▶ [Short problem]: Give a verbatim quotation of every record.
===== Provided records =====
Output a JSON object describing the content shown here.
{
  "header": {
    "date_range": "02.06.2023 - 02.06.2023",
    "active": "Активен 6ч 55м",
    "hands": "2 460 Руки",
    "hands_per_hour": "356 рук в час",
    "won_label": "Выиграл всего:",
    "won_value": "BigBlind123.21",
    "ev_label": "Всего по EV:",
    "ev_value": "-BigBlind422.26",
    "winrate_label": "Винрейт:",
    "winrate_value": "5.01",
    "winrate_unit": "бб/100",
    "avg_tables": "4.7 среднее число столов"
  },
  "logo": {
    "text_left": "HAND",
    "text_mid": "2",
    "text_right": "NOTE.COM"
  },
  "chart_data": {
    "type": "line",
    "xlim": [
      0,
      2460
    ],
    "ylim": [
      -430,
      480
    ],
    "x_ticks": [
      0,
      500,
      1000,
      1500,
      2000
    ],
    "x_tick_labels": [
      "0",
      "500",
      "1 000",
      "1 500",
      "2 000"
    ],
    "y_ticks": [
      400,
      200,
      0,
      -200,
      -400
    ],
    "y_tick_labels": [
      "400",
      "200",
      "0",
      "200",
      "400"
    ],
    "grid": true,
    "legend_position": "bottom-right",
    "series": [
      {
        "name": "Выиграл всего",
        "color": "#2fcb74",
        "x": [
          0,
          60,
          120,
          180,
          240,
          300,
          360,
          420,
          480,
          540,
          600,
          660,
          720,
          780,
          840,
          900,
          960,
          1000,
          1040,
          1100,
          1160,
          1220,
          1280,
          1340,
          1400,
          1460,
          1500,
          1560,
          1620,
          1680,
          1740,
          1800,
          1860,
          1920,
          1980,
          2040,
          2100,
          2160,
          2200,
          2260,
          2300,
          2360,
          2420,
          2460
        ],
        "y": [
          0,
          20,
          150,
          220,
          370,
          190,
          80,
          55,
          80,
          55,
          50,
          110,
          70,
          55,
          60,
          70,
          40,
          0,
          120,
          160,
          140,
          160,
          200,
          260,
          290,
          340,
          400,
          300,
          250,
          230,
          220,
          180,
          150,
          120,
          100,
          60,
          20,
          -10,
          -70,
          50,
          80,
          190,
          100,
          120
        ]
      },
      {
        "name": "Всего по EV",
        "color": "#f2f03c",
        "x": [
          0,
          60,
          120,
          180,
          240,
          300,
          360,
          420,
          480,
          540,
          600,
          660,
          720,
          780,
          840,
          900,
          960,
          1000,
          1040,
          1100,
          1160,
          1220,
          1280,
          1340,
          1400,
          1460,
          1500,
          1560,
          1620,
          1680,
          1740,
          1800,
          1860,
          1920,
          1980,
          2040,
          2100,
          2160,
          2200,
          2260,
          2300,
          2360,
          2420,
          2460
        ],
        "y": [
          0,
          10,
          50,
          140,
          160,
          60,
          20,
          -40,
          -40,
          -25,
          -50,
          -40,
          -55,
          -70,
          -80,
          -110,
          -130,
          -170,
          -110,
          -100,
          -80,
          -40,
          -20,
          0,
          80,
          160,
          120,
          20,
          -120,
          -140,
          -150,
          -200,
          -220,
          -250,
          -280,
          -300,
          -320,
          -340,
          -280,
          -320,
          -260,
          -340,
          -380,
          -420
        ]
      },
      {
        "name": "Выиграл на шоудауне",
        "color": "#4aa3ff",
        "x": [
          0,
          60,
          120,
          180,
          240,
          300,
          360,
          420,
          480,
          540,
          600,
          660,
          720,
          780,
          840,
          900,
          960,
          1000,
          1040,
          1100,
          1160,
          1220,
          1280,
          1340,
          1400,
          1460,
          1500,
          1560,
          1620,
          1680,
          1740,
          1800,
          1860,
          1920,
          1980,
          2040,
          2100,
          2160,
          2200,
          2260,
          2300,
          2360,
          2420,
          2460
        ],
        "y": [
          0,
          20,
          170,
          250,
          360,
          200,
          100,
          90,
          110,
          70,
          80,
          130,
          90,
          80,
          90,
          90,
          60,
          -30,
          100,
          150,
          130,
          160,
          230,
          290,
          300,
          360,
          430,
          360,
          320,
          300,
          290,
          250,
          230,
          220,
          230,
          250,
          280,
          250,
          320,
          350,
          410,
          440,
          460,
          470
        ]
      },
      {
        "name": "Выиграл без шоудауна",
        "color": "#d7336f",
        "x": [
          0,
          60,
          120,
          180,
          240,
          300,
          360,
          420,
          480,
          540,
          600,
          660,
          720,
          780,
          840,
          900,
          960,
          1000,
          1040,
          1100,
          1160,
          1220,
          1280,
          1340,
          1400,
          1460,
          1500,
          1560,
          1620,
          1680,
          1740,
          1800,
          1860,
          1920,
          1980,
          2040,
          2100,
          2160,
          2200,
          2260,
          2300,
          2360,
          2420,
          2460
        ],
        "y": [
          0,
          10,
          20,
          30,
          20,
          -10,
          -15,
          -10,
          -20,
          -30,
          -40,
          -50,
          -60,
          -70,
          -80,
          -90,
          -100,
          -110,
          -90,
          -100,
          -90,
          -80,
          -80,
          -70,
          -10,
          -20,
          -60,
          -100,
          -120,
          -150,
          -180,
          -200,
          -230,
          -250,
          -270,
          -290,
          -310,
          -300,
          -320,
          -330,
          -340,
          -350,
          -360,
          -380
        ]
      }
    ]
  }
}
=====
▶ [Result for this task]:
Output a JSON object describing the content shown here.
{
  "header": {
    "date_range": "02.06.2023 - 02.06.2023",
    "active": "Активен 6ч 55м",
    "hands": "2 460 Руки",
    "hands_per_hour": "356 рук в час",
    "won_label": "Выиграл всего:",
    "won_value": "BigBlind123.21",
    "ev_label": "Всего по EV:",
    "ev_value": "-BigBlind422.26",
    "winrate_label": "Винрейт:",
    "winrate_value": "5.01",
    "winrate_unit": "бб/100",
    "avg_tables": "4.7 среднее число столов"
  },
  "logo": {
    "text_left": "HAND",
    "text_mid": "2",
    "text_right": "NOTE.COM"
  },
  "chart_data": {
    "type": "line",
    "xlim": [
      0,
      2460
    ],
    "ylim": [
      -430,
      480
    ],
    "x_ticks": [
      0,
      500,
      1000,
      1500,
      2000
    ],
    "x_tick_labels": [
      "0",
      "500",
      "1 000",
      "1 500",
      "2 000"
    ],
    "y_ticks": [
      400,
      200,
      0,
      -200,
      -400
    ],
    "y_tick_labels": [
      "400",
      "200",
      "0",
      "200",
      "400"
    ],
    "grid": true,
    "legend_position": "bottom-right",
    "series": [
      {
        "name": "Выиграл всего",
        "color": "#2fcb74",
        "x": [
          0,
          60,
          120,
          180,
          240,
          300,
          360,
          420,
          480,
          540,
          600,
          660,
          720,
          780,
          840,
          900,
          960,
          1000,
          1040,
          1100,
          1160,
          1220,
          1280,
          1340,
          1400,
          1460,
          1500,
          1560,
          1620,
          1680,
          1740,
          1800,
          1860,
          1920,
          1980,
          2040,
          2100,
          2160,
          2200,
          2260,
          2300,
          2360,
          2420,
          2460
        ],
        "y": [
          0,
          20,
          150,
          220,
          370,
          190,
          80,
          55,
          80,
          55,
          50,
          110,
          70,
          55,
          60,
          70,
          40,
          0,
          120,
          160,
          140,
          160,
          200,
          260,
          290,
          340,
          400,
          300,
          250,
          230,
          220,
          180,
          150,
          120,
          100,
          60,
          20,
          -10,
          -70,
          50,
          80,
          190,
          100,
          120
        ]
      },
      {
        "name": "Всего по EV",
        "color": "#f2f03c",
        "x": [
          0,
          60,
          120,
          180,
          240,
          300,
          360,
          420,
          480,
          540,
          600,
          660,
          720,
          780,
          840,
          900,
          960,
          1000,
          1040,
          1100,
          1160,
          1220,
          1280,
          1340,
          1400,
          1460,
          1500,
          1560,
          1620,
          1680,
          1740,
          1800,
          1860,
          1920,
          1980,
          2040,
          2100,
          2160,
          2200,
          2260,
          2300,
          2360,
          2420,
          2460
        ],
        "y": [
          0,
          10,
          50,
          140,
          160,
          60,
          20,
          -40,
          -40,
          -25,
          -50,
          -40,
          -55,
          -70,
          -80,
          -110,
          -130,
          -170,
          -110,
          -100,
          -80,
          -40,
          -20,
          0,
          80,
          160,
          120,
          20,
          -120,
          -140,
          -150,
          -200,
          -220,
          -250,
          -280,
          -300,
          -320,
          -340,
          -280,
          -320,
          -260,
          -340,
          -380,
          -420
        ]
      },
      {
        "name": "Выиграл на шоудауне",
        "color": "#4aa3ff",
        "x": [
          0,
          60,
          120,
          180,
          240,
          300,
          360,
          420,
          480,
          540,
          600,
          660,
          720,
          780,
          840,
          900,
          960,
          1000,
          1040,
          1100,
          1160,
          1220,
          1280,
          1340,
          1400,
          1460,
          1500,
          1560,
          1620,
          1680,
          1740,
          1800,
          1860,
          1920,
          1980,
          2040,
          2100,
          2160,
          2200,
          2260,
          2300,
          2360,
          2420,
          2460
        ],
        "y": [
          0,
          20,
          170,
          250,
          360,
          200,
          100,
          90,
          110,
          70,
          80,
          130,
          90,
          80,
          90,
          90,
          60,
          -30,
          100,
          150,
          130,
          160,
          230,
          290,
          300,
          360,
          430,
          360,
          320,
          300,
          290,
          250,
          230,
          220,
          230,
          250,
          280,
          250,
          320,
          350,
          410,
          440,
          460,
          470
        ]
      },
      {
        "name": "Выиграл без шоудауна",
        "color": "#d7336f",
        "x": [
          0,
          60,
          120,
          180,
          240,
          300,
          360,
          420,
          480,
          540,
          600,
          660,
          720,
          780,
          840,
          900,
          960,
          1000,
          1040,
          1100,
          1160,
          1220,
          1280,
          1340,
          1400,
          1460,
          1500,
          1560,
          1620,
          1680,
          1740,
          1800,
          1860,
          1920,
          1980,
          2040,
          2100,
          2160,
          2200,
          2260,
          2300,
          2360,
          2420,
          2460
        ],
        "y": [
          0,
          10,
          20,
          30,
          20,
          -10,
          -15,
          -10,
          -20,
          -30,
          -40,
          -50,
          -60,
          -70,
          -80,
          -90,
          -100,
          -110,
          -90,
          -100,
          -90,
          -80,
          -80,
          -70,
          -10,
          -20,
          -60,
          -100,
          -120,
          -150,
          -180,
          -200,
          -230,
          -250,
          -270,
          -290,
          -310,
          -300,
          -320,
          -330,
          -340,
          -350,
          -360,
          -380
        ]
      }
    ]
  }
}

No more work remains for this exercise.